Directions
Return each line containing "like".

begin

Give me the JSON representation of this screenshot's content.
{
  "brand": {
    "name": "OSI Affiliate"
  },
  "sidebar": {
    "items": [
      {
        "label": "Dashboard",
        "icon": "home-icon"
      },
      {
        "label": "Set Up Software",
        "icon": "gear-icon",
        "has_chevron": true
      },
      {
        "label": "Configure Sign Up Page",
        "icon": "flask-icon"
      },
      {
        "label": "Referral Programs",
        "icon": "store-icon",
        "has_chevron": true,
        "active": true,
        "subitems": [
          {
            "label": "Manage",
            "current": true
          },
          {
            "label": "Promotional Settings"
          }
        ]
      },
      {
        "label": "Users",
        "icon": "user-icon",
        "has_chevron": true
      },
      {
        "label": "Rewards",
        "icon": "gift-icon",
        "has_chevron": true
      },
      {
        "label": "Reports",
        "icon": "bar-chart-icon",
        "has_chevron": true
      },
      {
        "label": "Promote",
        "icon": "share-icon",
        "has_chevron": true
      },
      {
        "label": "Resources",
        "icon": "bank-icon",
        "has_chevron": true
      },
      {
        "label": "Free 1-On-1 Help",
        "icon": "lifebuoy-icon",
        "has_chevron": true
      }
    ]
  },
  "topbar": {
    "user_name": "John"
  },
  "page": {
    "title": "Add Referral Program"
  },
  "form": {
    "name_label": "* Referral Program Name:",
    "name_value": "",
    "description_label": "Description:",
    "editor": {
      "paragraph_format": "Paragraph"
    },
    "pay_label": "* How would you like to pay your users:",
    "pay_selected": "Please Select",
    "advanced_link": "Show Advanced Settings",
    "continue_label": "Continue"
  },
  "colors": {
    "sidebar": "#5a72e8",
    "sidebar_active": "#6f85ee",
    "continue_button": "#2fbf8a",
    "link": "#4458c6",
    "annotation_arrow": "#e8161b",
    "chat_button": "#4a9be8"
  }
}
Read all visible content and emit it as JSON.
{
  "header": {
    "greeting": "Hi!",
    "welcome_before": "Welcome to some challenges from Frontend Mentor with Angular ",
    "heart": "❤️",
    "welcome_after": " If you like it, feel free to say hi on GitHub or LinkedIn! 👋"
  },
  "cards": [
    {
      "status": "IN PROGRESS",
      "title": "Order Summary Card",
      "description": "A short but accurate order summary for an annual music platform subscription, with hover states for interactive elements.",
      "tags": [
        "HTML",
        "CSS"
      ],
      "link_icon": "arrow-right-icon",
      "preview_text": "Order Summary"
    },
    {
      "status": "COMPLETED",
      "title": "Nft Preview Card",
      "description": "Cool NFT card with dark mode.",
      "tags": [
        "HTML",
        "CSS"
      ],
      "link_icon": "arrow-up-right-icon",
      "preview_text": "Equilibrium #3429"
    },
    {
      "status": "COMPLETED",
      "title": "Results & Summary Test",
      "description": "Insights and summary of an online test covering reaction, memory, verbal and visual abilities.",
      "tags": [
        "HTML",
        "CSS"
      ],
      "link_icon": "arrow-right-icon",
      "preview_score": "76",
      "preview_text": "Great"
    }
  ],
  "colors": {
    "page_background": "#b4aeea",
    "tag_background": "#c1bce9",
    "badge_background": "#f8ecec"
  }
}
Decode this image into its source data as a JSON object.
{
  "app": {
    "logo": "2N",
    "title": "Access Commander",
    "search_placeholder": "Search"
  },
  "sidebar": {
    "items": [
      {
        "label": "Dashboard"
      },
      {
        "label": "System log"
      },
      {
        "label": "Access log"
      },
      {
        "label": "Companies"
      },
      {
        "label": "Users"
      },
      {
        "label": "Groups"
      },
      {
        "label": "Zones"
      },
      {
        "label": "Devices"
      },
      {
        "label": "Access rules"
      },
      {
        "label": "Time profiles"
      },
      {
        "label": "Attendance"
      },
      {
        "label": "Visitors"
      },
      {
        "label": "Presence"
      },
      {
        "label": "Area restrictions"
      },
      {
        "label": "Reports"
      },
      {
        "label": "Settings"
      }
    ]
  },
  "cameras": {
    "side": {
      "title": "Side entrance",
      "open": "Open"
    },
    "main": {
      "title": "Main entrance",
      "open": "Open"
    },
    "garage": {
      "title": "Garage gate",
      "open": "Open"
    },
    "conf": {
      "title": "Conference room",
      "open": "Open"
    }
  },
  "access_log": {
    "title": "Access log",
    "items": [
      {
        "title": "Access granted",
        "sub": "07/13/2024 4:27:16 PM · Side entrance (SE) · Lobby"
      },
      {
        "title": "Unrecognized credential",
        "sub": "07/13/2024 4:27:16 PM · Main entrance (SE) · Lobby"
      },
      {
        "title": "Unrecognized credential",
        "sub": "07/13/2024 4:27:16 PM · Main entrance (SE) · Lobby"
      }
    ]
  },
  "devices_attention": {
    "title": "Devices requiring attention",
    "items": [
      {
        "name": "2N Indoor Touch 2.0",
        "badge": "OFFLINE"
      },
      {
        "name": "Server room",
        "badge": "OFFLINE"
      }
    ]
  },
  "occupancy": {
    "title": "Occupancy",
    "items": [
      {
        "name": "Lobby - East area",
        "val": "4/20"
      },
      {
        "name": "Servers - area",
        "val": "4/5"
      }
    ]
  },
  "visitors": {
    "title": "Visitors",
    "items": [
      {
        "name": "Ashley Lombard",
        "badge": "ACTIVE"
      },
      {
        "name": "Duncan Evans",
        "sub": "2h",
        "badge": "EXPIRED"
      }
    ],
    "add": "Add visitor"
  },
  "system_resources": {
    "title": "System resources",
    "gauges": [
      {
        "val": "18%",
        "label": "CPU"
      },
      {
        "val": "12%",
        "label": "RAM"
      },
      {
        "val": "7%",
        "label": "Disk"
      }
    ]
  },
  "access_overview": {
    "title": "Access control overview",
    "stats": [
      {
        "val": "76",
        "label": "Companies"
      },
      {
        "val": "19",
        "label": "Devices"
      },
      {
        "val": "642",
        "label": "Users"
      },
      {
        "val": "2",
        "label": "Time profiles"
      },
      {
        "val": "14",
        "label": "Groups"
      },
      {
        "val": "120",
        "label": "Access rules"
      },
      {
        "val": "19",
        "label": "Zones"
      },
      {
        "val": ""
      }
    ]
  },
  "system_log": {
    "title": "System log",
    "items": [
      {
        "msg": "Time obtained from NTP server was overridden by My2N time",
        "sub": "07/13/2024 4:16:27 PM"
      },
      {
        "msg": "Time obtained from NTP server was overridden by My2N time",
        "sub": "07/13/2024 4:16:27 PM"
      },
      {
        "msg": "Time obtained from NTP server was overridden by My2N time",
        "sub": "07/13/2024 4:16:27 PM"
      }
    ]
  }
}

end

Complete output
    "pay_label": "* How would you like to pay your users:",
    "welcome_after": " If you like it, feel free to say hi on GitHub or LinkedIn! 👋"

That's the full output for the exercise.